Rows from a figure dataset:
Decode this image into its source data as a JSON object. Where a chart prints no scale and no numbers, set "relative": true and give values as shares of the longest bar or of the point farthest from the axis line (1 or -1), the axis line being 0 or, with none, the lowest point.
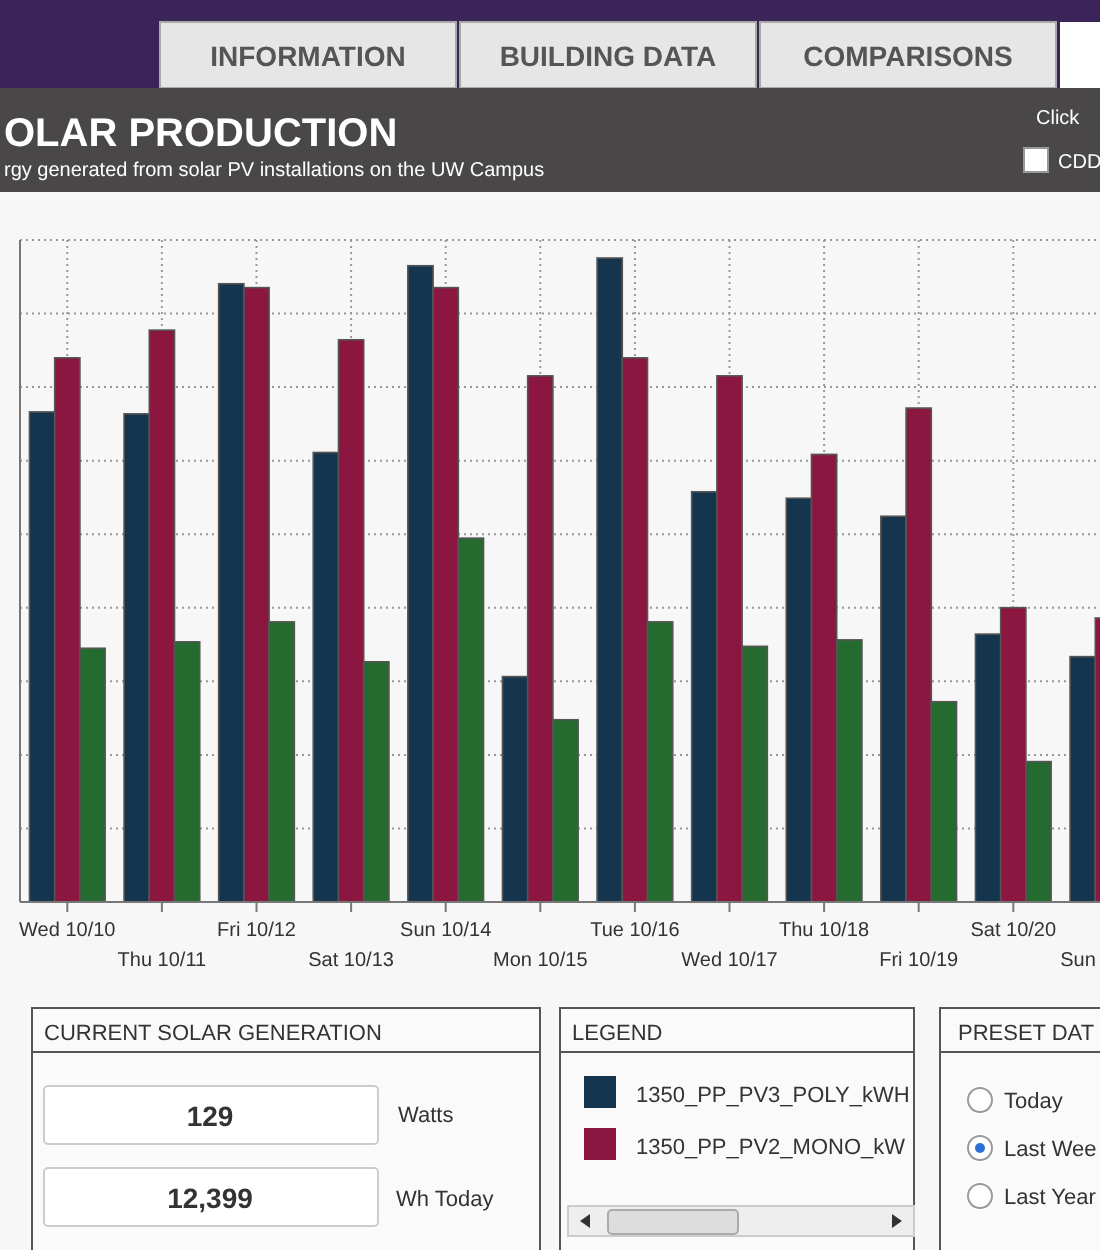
{
  "chart_data": {
    "type": "bar",
    "title": "OLAR PRODUCTION",
    "subtitle": "rgy generated from solar PV installations on the UW Campus",
    "relative": true,
    "grid": true,
    "legend": "bottom",
    "categories": [
      "Wed 10/10",
      "Thu 10/11",
      "Fri 10/12",
      "Sat 10/13",
      "Sun 10/14",
      "Mon 10/15",
      "Tue 10/16",
      "Wed 10/17",
      "Thu 10/18",
      "Fri 10/19",
      "Sat 10/20",
      "Sun"
    ],
    "series": [
      {
        "name": "1350_PP_PV3_POLY_kWH",
        "color": "#15354f",
        "values": [
          0.761,
          0.758,
          0.96,
          0.698,
          0.988,
          0.35,
          1,
          0.637,
          0.627,
          0.599,
          0.416,
          0.381
        ]
      },
      {
        "name": "1350_PP_PV2_MONO_kW",
        "color": "#8b1640",
        "values": [
          0.845,
          0.888,
          0.954,
          0.873,
          0.954,
          0.817,
          0.845,
          0.817,
          0.695,
          0.767,
          0.457,
          0.441
        ]
      },
      {
        "color": "#256b2f",
        "values": [
          0.394,
          0.404,
          0.435,
          0.373,
          0.565,
          0.283,
          0.435,
          0.397,
          0.407,
          0.311,
          0.218,
          null
        ]
      }
    ],
    "annotations": [
      "INFORMATION",
      "BUILDING DATA",
      "COMPARISONS",
      "Click",
      "CDD",
      "CURRENT SOLAR GENERATION",
      "129",
      "Watts",
      "12,399",
      "Wh Today",
      "LEGEND",
      "PRESET DAT",
      "Today",
      "Last Wee",
      "Last Year"
    ]
  }
}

DO THIS: Copy each line of the records precisely and drop any images they hold.

TASK RESPONSE:
Decode this image into its source data as a JSON object. Where a chart prints no scale and no numbers, set "relative": true and give values as shares of the longest bar or of the point farthest from the axis line (1 or -1), the axis line being 0 or, with none, the lowest point.
{
  "chart_data": {
    "type": "bar",
    "title": "OLAR PRODUCTION",
    "subtitle": "rgy generated from solar PV installations on the UW Campus",
    "relative": true,
    "grid": true,
    "legend": "bottom",
    "categories": [
      "Wed 10/10",
      "Thu 10/11",
      "Fri 10/12",
      "Sat 10/13",
      "Sun 10/14",
      "Mon 10/15",
      "Tue 10/16",
      "Wed 10/17",
      "Thu 10/18",
      "Fri 10/19",
      "Sat 10/20",
      "Sun"
    ],
    "series": [
      {
        "name": "1350_PP_PV3_POLY_kWH",
        "color": "#15354f",
        "values": [
          0.761,
          0.758,
          0.96,
          0.698,
          0.988,
          0.35,
          1,
          0.637,
          0.627,
          0.599,
          0.416,
          0.381
        ]
      },
      {
        "name": "1350_PP_PV2_MONO_kW",
        "color": "#8b1640",
        "values": [
          0.845,
          0.888,
          0.954,
          0.873,
          0.954,
          0.817,
          0.845,
          0.817,
          0.695,
          0.767,
          0.457,
          0.441
        ]
      },
      {
        "color": "#256b2f",
        "values": [
          0.394,
          0.404,
          0.435,
          0.373,
          0.565,
          0.283,
          0.435,
          0.397,
          0.407,
          0.311,
          0.218,
          null
        ]
      }
    ],
    "annotations": [
      "INFORMATION",
      "BUILDING DATA",
      "COMPARISONS",
      "Click",
      "CDD",
      "CURRENT SOLAR GENERATION",
      "129",
      "Watts",
      "12,399",
      "Wh Today",
      "LEGEND",
      "PRESET DAT",
      "Today",
      "Last Wee",
      "Last Year"
    ]
  }
}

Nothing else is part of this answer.